**Excerpted text:**
-- Opening Marker --

III. So What’s Missing?

Nothing in the complaints’ prayer for relief seeks to give users greater control over their data, such as not being tracked for behavioral advertising purposes. The stakes, as Commissioner Chopra noted in 2019, are huge:

The case against Facebook is about more than just privacy – it is also about the power to control and manipulate. Global regulators and policymakers need to confront the dangers associated with mass surveillance and the resulting ability to control and influence us. The behavioral advertising business incentives of technology platforms spur practices that are dividing our society. The harm from this conduct is immeasurable, and regulators and policymakers must confront it.”

But the FTC still hasn’t confronted it. While the states’ complaint discusses how Facebook abuses its dominance by expropriating significant amounts of personal data, neither the FTC nor the states address specific steps to deter Facebook’s data hoarding, surveillance, and manipulation. There is some precedent. Germany’s antitrust agency, for example, in its abuse of dominance case, prohibited Facebook from collecting personal data from third-party websites and assigning them to a Facebook user account, unless the user freely and voluntarily opts-in.

-- Closing Marker --

**Exercise instructions:**
(A) From the passage on the Facebook complaints, reproduce the text between "But the FTC" and "and voluntarily opts-in.", inclusive.
(B) Answer these questions from the passage on the Facebook complaints:
(i) In what year did Commissioner Chopra make the quoted remarks?
(ii) According to the quoted remarks, what do the behavioral advertising business incentives of technology platforms spur?
(iii) Which country's antitrust agency prohibited Facebook from collecting personal data from third-party websites and assigning them to a Facebook user account without the user's opt-in?

**Extracted entries:**
-- Opening Marker --

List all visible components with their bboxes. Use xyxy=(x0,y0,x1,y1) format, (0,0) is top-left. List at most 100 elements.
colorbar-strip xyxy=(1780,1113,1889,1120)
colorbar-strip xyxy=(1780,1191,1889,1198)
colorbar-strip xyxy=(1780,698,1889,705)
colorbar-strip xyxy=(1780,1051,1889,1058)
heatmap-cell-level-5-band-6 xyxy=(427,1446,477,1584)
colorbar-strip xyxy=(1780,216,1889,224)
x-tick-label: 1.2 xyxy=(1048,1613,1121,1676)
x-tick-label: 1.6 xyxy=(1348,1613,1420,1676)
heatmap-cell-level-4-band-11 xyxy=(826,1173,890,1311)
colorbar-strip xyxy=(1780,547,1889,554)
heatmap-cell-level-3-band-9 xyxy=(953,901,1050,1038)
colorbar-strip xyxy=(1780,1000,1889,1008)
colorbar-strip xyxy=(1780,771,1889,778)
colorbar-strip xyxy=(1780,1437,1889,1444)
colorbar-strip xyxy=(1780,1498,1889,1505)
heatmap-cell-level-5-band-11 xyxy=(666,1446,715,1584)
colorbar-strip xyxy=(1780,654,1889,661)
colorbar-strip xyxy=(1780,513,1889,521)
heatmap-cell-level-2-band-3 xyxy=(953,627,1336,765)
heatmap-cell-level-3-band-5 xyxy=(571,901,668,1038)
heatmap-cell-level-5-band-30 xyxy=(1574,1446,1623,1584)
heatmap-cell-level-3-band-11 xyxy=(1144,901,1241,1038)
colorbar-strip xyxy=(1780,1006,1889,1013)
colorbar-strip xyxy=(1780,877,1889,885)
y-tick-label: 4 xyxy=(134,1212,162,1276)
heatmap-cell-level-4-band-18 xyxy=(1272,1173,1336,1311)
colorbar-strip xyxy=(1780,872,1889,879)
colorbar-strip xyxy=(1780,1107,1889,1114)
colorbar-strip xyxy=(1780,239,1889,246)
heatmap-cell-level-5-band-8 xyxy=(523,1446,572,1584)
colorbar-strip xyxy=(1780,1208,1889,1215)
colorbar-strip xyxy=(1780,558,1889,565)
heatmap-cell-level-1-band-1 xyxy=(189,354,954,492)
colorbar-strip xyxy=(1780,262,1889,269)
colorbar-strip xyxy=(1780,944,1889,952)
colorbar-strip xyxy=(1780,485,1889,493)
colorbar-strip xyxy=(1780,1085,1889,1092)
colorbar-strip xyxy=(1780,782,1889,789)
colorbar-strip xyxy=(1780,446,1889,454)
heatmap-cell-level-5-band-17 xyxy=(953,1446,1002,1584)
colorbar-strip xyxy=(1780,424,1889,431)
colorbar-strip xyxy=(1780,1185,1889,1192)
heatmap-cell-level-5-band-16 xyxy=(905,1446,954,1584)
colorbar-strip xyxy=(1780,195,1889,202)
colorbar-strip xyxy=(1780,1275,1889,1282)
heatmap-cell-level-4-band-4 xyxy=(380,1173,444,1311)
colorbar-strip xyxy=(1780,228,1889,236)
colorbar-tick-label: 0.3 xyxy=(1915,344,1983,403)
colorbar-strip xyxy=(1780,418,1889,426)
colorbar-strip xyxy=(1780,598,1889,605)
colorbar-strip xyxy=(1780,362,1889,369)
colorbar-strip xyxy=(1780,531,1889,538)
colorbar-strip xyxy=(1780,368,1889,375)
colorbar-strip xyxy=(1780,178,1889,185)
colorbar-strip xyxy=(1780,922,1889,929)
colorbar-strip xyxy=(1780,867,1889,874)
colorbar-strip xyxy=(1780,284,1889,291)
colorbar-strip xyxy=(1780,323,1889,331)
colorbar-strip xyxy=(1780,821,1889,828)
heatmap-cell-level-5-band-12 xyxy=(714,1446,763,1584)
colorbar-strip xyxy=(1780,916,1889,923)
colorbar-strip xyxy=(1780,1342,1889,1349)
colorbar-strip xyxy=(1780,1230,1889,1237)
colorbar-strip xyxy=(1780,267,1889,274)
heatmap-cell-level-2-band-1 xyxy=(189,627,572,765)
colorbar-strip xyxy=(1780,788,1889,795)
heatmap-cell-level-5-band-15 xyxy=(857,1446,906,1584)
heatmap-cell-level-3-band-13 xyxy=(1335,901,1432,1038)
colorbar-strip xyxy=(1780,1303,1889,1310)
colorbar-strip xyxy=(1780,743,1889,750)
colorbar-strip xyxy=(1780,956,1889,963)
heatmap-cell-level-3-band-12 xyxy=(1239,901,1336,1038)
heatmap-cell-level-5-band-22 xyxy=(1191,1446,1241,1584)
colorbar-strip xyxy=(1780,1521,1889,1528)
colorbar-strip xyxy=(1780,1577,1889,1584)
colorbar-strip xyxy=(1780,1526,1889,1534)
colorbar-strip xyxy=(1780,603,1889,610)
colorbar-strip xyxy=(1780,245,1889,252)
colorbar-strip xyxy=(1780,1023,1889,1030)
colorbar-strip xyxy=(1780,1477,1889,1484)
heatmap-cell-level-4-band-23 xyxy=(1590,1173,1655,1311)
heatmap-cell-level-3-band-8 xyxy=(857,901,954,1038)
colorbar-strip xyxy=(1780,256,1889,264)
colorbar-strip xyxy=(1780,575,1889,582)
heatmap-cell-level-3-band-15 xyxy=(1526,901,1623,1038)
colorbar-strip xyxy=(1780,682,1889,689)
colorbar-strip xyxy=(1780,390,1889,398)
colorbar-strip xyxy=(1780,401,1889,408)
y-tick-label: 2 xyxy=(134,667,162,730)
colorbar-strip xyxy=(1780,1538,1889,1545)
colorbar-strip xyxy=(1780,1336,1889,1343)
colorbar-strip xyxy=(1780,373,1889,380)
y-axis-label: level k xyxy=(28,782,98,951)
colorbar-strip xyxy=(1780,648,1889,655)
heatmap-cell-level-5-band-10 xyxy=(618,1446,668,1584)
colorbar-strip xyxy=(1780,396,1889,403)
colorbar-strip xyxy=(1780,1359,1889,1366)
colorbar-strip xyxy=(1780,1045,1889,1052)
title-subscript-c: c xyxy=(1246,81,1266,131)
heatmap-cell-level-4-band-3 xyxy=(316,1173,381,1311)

-- Closing Marker --

**Answers for each item:**
(A)
But the FTC still hasn’t confronted it. While the states’ complaint discusses how Facebook abuses its dominance by expropriating significant amounts of personal data, neither the FTC nor the states address specific steps to deter Facebook’s data hoarding, surveillance, and manipulation. There is some precedent. Germany’s antitrust agency, for example, in its abuse of dominance case, prohibited Facebook from collecting personal data from third-party websites and assigning them to a Facebook user account, unless the user freely and voluntarily opts-in.

(B)
(i) 2019
(ii) Practices that are dividing our society
(iii) Germany